Quote the records that follow in full and exactly; leave out the pictures.

>> START Data for this exercise

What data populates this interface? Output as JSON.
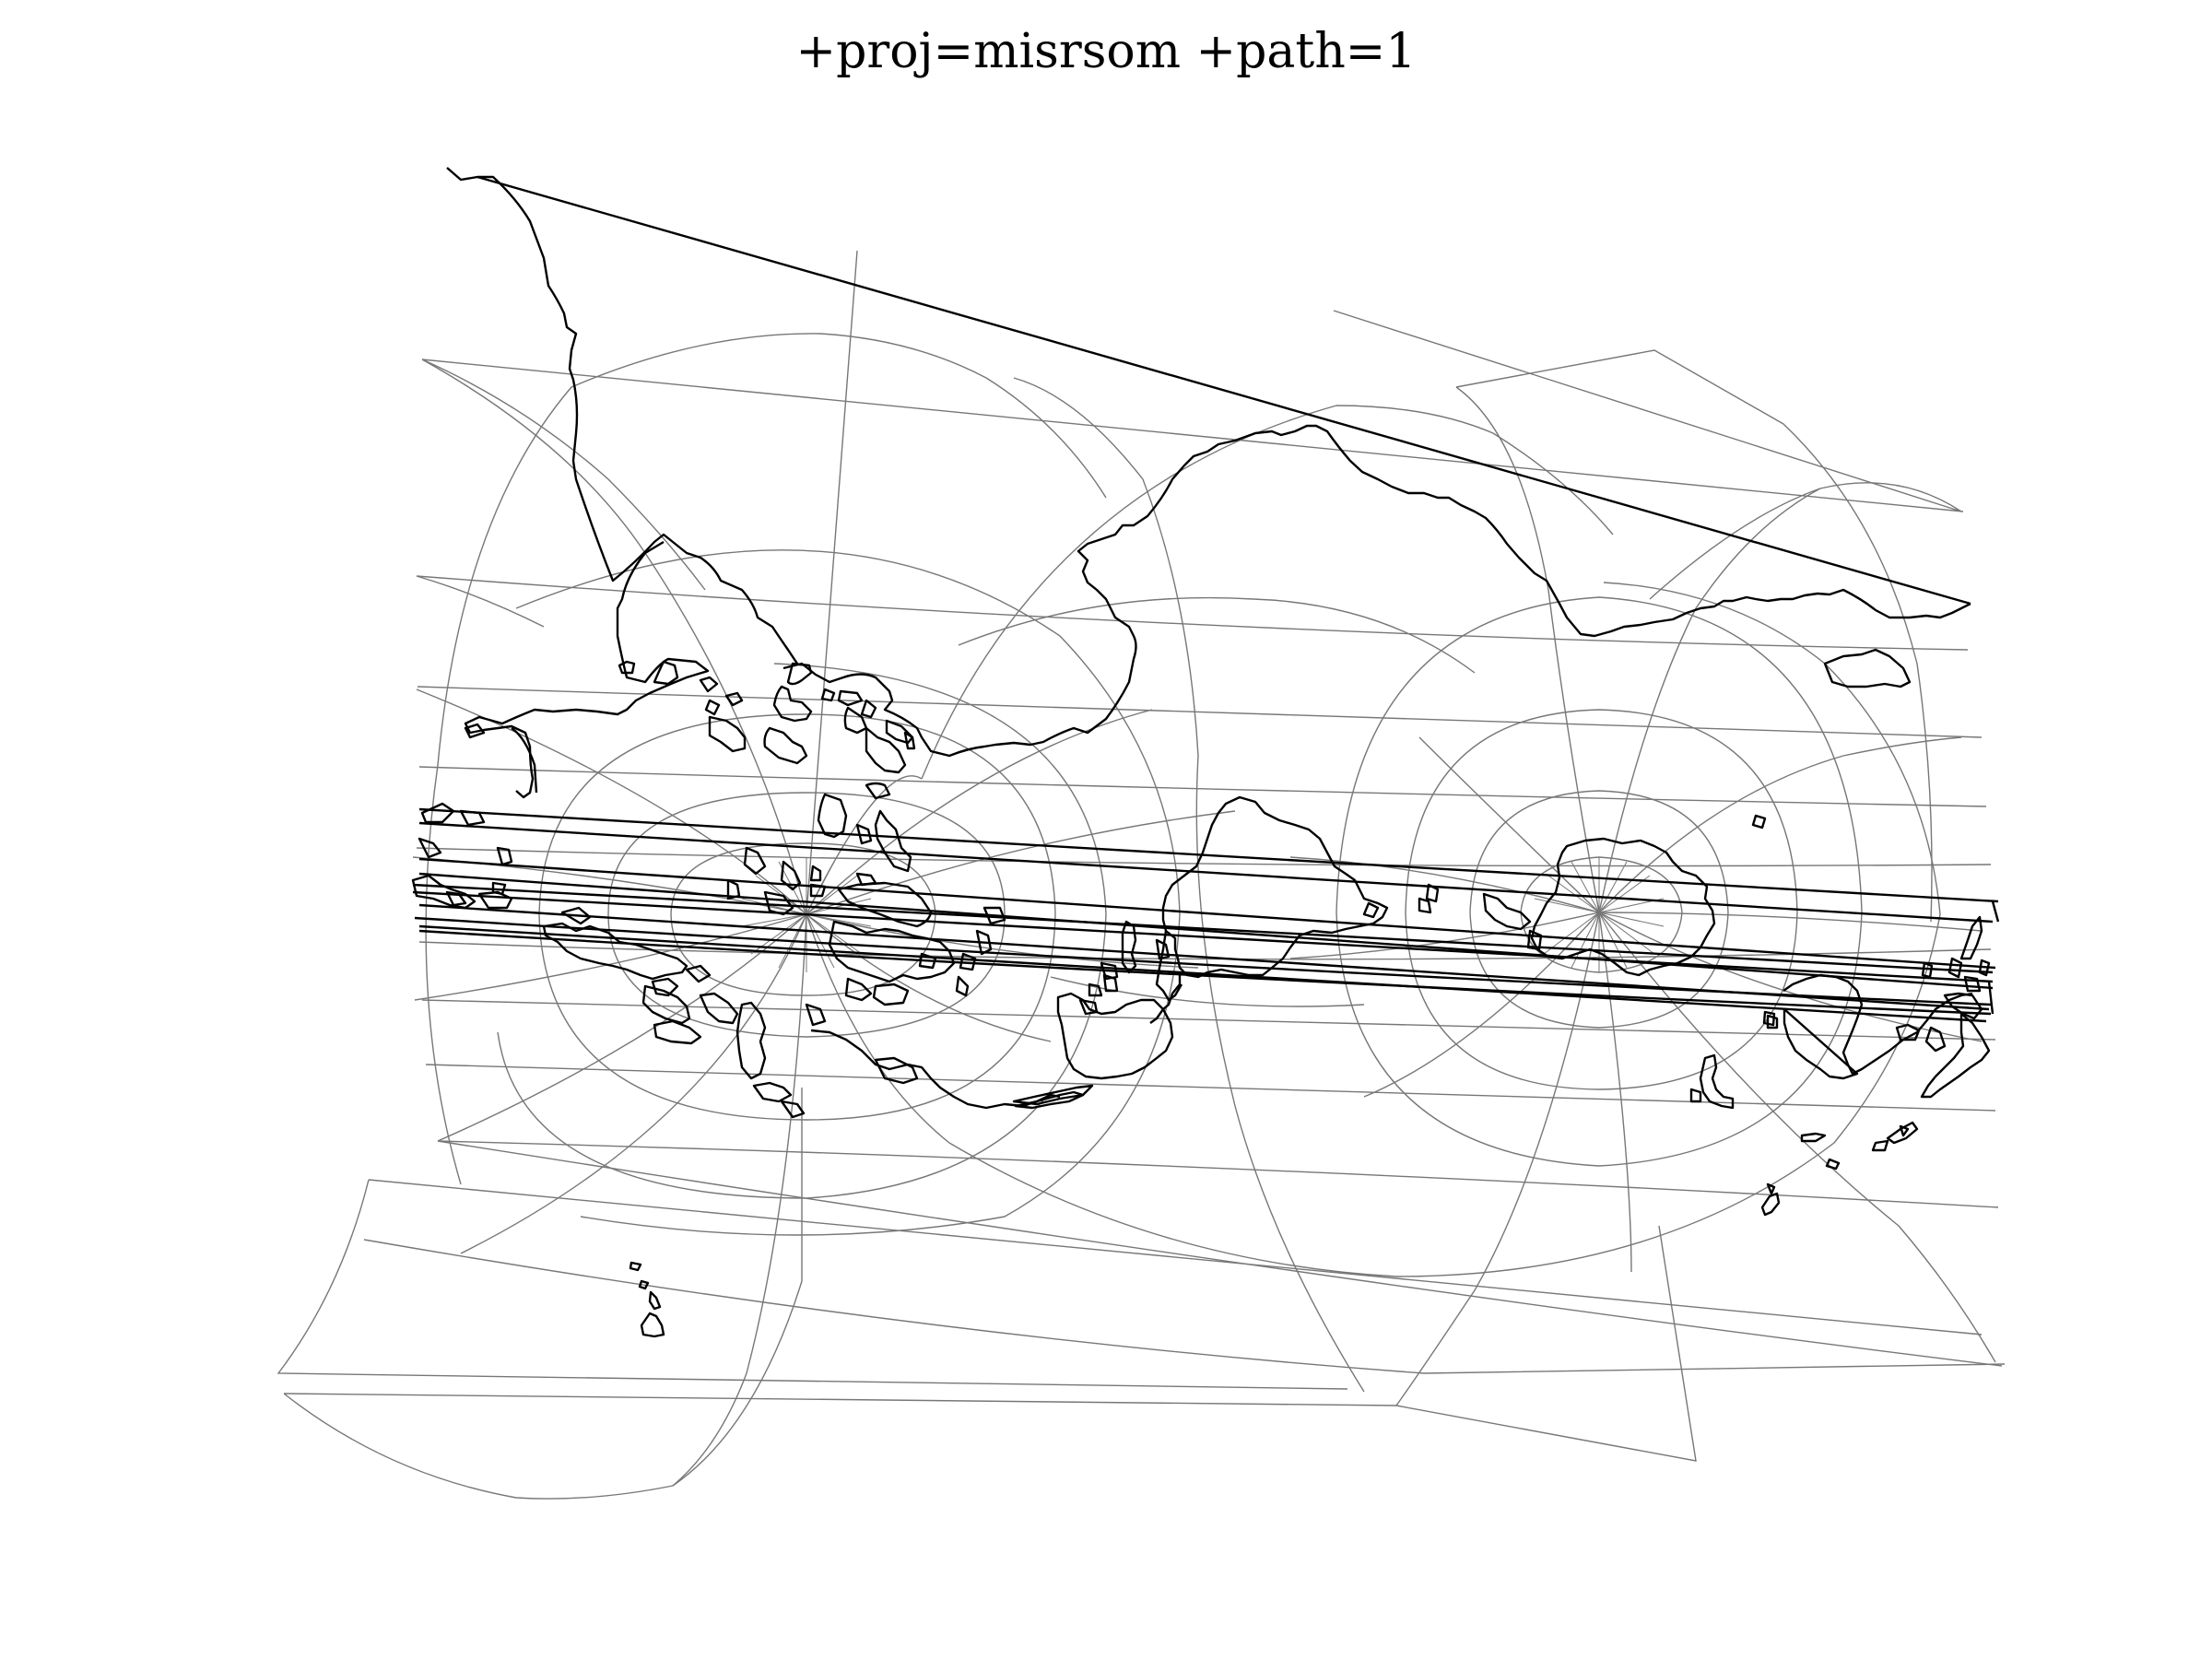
{
  "title": "+proj=misrsom +path=1",
  "colors": {
    "background": "#ffffff",
    "graticule": "#777777",
    "coastline": "#000000",
    "text": "#000000"
  }
}
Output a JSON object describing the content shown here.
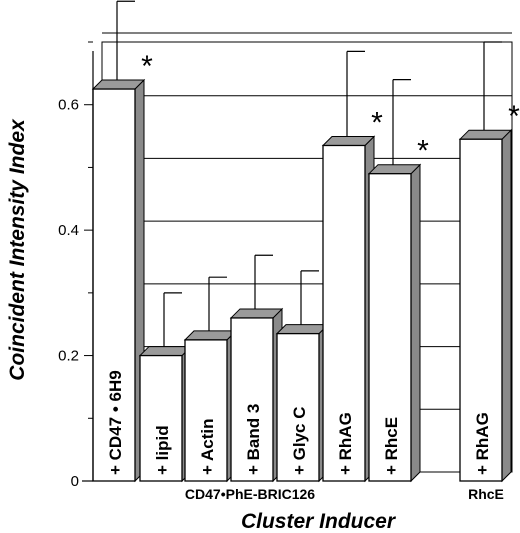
{
  "chart_data": {
    "type": "bar",
    "ylabel": "Coincident Intensity Index",
    "xlabel": "Cluster Inducer",
    "ylim": [
      0,
      0.7
    ],
    "yticks": [
      0,
      0.2,
      0.4,
      0.6
    ],
    "ytick_labels": [
      "0",
      "0.2",
      "0.4",
      "0.6"
    ],
    "grid": true,
    "categories": [
      "+ CD47 • 6H9",
      "+ lipid",
      "+ Actin",
      "+ Band 3",
      "+ Glyc C",
      "+ RhAG",
      "+ RhcE",
      "+ RhAG"
    ],
    "values": [
      0.625,
      0.2,
      0.225,
      0.26,
      0.235,
      0.535,
      0.49,
      0.545
    ],
    "errors": [
      0.14,
      0.1,
      0.1,
      0.1,
      0.1,
      0.15,
      0.15,
      0.155
    ],
    "significant": [
      true,
      false,
      false,
      false,
      false,
      true,
      true,
      true
    ],
    "significance_marker": "*",
    "groups": [
      {
        "label": "CD47•PhE-BRIC126",
        "members": [
          0,
          1,
          2,
          3,
          4,
          5,
          6
        ]
      },
      {
        "label": "RhcE",
        "members": [
          7
        ]
      }
    ]
  }
}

>> END Data for this exercise

__Solution for this exercise__.
What data populates this interface? Output as JSON.
{
  "title": "+proj=misrsom +path=1",
  "colors": {
    "background": "#ffffff",
    "graticule": "#777777",
    "coastline": "#000000",
    "text": "#000000"
  }
}
Output a JSON object describing the content shown here.
{
  "chart_data": {
    "type": "bar",
    "ylabel": "Coincident Intensity Index",
    "xlabel": "Cluster Inducer",
    "ylim": [
      0,
      0.7
    ],
    "yticks": [
      0,
      0.2,
      0.4,
      0.6
    ],
    "ytick_labels": [
      "0",
      "0.2",
      "0.4",
      "0.6"
    ],
    "grid": true,
    "categories": [
      "+ CD47 • 6H9",
      "+ lipid",
      "+ Actin",
      "+ Band 3",
      "+ Glyc C",
      "+ RhAG",
      "+ RhcE",
      "+ RhAG"
    ],
    "values": [
      0.625,
      0.2,
      0.225,
      0.26,
      0.235,
      0.535,
      0.49,
      0.545
    ],
    "errors": [
      0.14,
      0.1,
      0.1,
      0.1,
      0.1,
      0.15,
      0.15,
      0.155
    ],
    "significant": [
      true,
      false,
      false,
      false,
      false,
      true,
      true,
      true
    ],
    "significance_marker": "*",
    "groups": [
      {
        "label": "CD47•PhE-BRIC126",
        "members": [
          0,
          1,
          2,
          3,
          4,
          5,
          6
        ]
      },
      {
        "label": "RhcE",
        "members": [
          7
        ]
      }
    ]
  }
}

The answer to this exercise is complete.